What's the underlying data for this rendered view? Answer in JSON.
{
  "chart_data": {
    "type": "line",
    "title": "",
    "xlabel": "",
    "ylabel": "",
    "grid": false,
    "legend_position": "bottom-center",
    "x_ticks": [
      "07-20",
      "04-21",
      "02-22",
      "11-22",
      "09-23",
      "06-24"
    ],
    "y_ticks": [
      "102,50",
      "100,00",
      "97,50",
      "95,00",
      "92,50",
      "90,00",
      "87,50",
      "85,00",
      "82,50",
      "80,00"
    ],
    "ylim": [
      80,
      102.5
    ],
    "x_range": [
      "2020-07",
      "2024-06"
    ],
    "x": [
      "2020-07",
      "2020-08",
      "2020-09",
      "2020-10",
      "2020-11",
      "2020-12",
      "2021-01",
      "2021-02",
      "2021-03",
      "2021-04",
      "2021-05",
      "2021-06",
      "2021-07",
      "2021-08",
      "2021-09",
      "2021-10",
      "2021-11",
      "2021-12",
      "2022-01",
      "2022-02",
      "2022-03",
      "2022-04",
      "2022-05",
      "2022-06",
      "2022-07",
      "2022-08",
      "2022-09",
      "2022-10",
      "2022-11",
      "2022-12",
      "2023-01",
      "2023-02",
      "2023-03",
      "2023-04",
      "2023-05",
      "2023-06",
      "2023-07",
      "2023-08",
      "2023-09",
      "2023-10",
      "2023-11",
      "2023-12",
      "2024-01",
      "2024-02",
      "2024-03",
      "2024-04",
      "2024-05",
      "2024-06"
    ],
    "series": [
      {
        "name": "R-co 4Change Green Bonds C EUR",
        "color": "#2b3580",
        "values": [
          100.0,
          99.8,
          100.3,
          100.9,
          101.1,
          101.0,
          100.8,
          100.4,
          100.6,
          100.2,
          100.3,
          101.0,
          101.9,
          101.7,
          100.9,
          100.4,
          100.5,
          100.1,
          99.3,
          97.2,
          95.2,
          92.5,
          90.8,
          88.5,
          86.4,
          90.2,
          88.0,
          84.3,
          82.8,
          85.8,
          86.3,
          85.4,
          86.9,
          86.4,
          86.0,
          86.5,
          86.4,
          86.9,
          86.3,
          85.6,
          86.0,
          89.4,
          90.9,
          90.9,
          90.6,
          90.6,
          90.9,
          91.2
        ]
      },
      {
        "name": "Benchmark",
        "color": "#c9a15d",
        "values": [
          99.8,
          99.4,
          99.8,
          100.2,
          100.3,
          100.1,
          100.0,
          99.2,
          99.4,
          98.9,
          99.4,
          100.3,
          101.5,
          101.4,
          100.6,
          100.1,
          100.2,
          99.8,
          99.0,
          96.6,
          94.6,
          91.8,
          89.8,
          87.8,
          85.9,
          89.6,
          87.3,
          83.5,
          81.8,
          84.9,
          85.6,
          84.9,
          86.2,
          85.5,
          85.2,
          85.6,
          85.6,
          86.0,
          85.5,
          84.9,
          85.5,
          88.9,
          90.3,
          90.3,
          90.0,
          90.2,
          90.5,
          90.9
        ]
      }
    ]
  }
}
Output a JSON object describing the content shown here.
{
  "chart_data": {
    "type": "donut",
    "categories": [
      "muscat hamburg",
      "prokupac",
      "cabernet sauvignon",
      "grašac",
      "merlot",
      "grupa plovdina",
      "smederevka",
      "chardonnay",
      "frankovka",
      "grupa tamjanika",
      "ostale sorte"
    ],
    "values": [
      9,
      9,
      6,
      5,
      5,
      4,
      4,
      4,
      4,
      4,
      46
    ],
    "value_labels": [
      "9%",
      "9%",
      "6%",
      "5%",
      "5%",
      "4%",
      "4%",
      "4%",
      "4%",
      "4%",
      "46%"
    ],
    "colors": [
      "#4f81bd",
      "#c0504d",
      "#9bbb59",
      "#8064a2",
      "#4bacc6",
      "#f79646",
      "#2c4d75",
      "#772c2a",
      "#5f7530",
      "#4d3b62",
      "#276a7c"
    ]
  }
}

══════

(Task to complete): Reproduce the listing above word for word.

(In response):
What's the underlying data for this rendered view? Answer in JSON.
{
  "chart_data": {
    "type": "line",
    "title": "",
    "xlabel": "",
    "ylabel": "",
    "grid": false,
    "legend_position": "bottom-center",
    "x_ticks": [
      "07-20",
      "04-21",
      "02-22",
      "11-22",
      "09-23",
      "06-24"
    ],
    "y_ticks": [
      "102,50",
      "100,00",
      "97,50",
      "95,00",
      "92,50",
      "90,00",
      "87,50",
      "85,00",
      "82,50",
      "80,00"
    ],
    "ylim": [
      80,
      102.5
    ],
    "x_range": [
      "2020-07",
      "2024-06"
    ],
    "x": [
      "2020-07",
      "2020-08",
      "2020-09",
      "2020-10",
      "2020-11",
      "2020-12",
      "2021-01",
      "2021-02",
      "2021-03",
      "2021-04",
      "2021-05",
      "2021-06",
      "2021-07",
      "2021-08",
      "2021-09",
      "2021-10",
      "2021-11",
      "2021-12",
      "2022-01",
      "2022-02",
      "2022-03",
      "2022-04",
      "2022-05",
      "2022-06",
      "2022-07",
      "2022-08",
      "2022-09",
      "2022-10",
      "2022-11",
      "2022-12",
      "2023-01",
      "2023-02",
      "2023-03",
      "2023-04",
      "2023-05",
      "2023-06",
      "2023-07",
      "2023-08",
      "2023-09",
      "2023-10",
      "2023-11",
      "2023-12",
      "2024-01",
      "2024-02",
      "2024-03",
      "2024-04",
      "2024-05",
      "2024-06"
    ],
    "series": [
      {
        "name": "R-co 4Change Green Bonds C EUR",
        "color": "#2b3580",
        "values": [
          100.0,
          99.8,
          100.3,
          100.9,
          101.1,
          101.0,
          100.8,
          100.4,
          100.6,
          100.2,
          100.3,
          101.0,
          101.9,
          101.7,
          100.9,
          100.4,
          100.5,
          100.1,
          99.3,
          97.2,
          95.2,
          92.5,
          90.8,
          88.5,
          86.4,
          90.2,
          88.0,
          84.3,
          82.8,
          85.8,
          86.3,
          85.4,
          86.9,
          86.4,
          86.0,
          86.5,
          86.4,
          86.9,
          86.3,
          85.6,
          86.0,
          89.4,
          90.9,
          90.9,
          90.6,
          90.6,
          90.9,
          91.2
        ]
      },
      {
        "name": "Benchmark",
        "color": "#c9a15d",
        "values": [
          99.8,
          99.4,
          99.8,
          100.2,
          100.3,
          100.1,
          100.0,
          99.2,
          99.4,
          98.9,
          99.4,
          100.3,
          101.5,
          101.4,
          100.6,
          100.1,
          100.2,
          99.8,
          99.0,
          96.6,
          94.6,
          91.8,
          89.8,
          87.8,
          85.9,
          89.6,
          87.3,
          83.5,
          81.8,
          84.9,
          85.6,
          84.9,
          86.2,
          85.5,
          85.2,
          85.6,
          85.6,
          86.0,
          85.5,
          84.9,
          85.5,
          88.9,
          90.3,
          90.3,
          90.0,
          90.2,
          90.5,
          90.9
        ]
      }
    ]
  }
}
Output a JSON object describing the content shown here.
{
  "chart_data": {
    "type": "donut",
    "categories": [
      "muscat hamburg",
      "prokupac",
      "cabernet sauvignon",
      "grašac",
      "merlot",
      "grupa plovdina",
      "smederevka",
      "chardonnay",
      "frankovka",
      "grupa tamjanika",
      "ostale sorte"
    ],
    "values": [
      9,
      9,
      6,
      5,
      5,
      4,
      4,
      4,
      4,
      4,
      46
    ],
    "value_labels": [
      "9%",
      "9%",
      "6%",
      "5%",
      "5%",
      "4%",
      "4%",
      "4%",
      "4%",
      "4%",
      "46%"
    ],
    "colors": [
      "#4f81bd",
      "#c0504d",
      "#9bbb59",
      "#8064a2",
      "#4bacc6",
      "#f79646",
      "#2c4d75",
      "#772c2a",
      "#5f7530",
      "#4d3b62",
      "#276a7c"
    ]
  }
}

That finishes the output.